(TASK DESCRIPTION) Work out how many lines of the listing hold the string "name", then answer with that number and nothing else.

##### ENTRIES

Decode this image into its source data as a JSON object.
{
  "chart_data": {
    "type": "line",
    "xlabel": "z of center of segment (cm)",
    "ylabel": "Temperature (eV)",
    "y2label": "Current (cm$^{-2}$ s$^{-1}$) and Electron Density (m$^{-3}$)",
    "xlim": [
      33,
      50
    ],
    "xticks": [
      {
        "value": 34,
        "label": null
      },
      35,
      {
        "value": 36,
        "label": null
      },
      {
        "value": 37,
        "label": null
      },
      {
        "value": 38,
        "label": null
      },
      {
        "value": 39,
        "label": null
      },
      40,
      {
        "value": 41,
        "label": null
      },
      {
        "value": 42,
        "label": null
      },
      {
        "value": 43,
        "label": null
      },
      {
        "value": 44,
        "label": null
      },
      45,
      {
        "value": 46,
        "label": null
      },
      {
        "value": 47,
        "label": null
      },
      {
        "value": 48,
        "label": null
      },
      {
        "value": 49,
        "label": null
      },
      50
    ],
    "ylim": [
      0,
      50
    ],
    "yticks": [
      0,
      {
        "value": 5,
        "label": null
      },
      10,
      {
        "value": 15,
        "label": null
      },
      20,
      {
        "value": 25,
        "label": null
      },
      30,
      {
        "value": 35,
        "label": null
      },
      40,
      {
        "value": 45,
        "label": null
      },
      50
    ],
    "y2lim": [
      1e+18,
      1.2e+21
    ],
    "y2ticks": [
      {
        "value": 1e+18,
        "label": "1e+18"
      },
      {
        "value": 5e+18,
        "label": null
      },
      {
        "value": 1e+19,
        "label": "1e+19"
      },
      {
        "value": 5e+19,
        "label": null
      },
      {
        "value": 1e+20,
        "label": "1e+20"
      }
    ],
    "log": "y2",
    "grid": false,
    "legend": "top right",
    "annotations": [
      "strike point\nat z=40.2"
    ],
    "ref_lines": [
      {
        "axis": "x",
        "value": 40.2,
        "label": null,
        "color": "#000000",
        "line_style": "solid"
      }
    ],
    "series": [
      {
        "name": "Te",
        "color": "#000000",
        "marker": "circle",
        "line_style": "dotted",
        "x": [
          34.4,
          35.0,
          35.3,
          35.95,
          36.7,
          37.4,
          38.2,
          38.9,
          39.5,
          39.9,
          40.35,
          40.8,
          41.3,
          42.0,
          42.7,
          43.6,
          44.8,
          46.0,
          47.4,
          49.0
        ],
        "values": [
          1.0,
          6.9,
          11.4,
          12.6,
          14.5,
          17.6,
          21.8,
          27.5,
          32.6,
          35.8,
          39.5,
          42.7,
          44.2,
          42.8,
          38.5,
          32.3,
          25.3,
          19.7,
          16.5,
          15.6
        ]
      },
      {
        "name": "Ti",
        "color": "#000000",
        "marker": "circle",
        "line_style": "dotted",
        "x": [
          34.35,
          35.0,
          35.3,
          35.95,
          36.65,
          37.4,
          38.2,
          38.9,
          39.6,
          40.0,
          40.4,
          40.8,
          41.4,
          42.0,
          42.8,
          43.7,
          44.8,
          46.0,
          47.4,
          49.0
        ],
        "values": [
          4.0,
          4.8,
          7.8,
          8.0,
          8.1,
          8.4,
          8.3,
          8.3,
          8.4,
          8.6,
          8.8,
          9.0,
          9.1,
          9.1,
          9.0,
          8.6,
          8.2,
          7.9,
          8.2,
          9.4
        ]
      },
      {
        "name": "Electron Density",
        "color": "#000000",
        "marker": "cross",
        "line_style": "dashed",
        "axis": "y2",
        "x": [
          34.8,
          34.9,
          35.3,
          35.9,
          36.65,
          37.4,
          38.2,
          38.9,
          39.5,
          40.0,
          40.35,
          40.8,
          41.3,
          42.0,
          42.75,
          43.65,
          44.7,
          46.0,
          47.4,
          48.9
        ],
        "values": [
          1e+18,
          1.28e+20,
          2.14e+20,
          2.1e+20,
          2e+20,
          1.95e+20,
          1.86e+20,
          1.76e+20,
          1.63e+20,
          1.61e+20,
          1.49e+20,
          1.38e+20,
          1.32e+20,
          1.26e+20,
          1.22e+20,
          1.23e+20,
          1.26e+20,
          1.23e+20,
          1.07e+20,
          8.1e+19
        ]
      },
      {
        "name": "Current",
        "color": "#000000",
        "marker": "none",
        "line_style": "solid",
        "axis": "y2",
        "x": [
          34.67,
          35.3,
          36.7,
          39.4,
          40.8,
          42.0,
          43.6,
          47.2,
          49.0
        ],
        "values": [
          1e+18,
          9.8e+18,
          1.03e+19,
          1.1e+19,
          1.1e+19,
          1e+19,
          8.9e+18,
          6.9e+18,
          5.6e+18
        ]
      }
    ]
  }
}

##########

(TASK RESULT) 4